Brief:
Pull out from the material below all lines with "color".

Recorded data:

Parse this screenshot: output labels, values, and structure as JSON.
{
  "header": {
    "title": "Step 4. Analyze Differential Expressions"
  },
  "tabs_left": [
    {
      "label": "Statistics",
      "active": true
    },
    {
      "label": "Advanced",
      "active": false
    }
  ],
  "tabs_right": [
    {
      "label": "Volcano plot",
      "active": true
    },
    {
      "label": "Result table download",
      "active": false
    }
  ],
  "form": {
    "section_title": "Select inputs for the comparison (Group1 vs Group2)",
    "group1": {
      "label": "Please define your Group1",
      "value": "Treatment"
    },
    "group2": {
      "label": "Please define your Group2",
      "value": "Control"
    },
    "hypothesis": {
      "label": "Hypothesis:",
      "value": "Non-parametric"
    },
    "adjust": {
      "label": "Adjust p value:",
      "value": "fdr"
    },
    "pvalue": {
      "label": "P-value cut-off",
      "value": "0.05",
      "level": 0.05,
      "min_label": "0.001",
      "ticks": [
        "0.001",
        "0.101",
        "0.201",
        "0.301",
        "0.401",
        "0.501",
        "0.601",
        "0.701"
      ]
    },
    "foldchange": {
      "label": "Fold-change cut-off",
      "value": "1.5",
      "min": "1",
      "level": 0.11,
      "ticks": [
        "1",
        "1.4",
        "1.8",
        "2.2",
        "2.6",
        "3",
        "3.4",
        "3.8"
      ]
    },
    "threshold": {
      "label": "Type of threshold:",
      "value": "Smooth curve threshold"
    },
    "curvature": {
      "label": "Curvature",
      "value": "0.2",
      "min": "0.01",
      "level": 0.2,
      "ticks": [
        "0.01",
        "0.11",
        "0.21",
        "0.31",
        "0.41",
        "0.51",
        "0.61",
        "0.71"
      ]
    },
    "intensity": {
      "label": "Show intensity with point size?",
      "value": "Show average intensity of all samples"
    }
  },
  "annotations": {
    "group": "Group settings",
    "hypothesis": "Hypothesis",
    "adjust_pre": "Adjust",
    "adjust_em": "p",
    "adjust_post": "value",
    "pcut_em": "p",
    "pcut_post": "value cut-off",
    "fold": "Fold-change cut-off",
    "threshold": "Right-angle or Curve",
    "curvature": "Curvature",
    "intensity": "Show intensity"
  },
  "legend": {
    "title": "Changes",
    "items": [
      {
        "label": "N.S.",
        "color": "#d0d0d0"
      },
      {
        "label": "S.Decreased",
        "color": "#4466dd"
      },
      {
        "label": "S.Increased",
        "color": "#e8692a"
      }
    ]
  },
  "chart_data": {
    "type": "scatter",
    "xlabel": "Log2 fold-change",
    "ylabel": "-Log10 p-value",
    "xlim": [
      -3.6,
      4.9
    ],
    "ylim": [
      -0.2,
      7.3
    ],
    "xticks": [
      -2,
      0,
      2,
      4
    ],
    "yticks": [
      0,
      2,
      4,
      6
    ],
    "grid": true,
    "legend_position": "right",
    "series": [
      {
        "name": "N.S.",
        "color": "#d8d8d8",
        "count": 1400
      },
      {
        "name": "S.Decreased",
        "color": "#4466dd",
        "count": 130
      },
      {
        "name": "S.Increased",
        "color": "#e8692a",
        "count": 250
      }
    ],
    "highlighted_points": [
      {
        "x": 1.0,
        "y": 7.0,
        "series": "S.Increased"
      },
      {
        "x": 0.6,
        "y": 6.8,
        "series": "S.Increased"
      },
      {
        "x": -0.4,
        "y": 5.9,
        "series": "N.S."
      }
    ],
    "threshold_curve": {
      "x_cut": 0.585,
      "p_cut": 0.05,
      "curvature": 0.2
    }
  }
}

Output of the exercise:
        "color": "#d0d0d0"
        "color": "#4466dd"
        "color": "#e8692a"
        "color": "#d8d8d8",
        "color": "#4466dd",
        "color": "#e8692a",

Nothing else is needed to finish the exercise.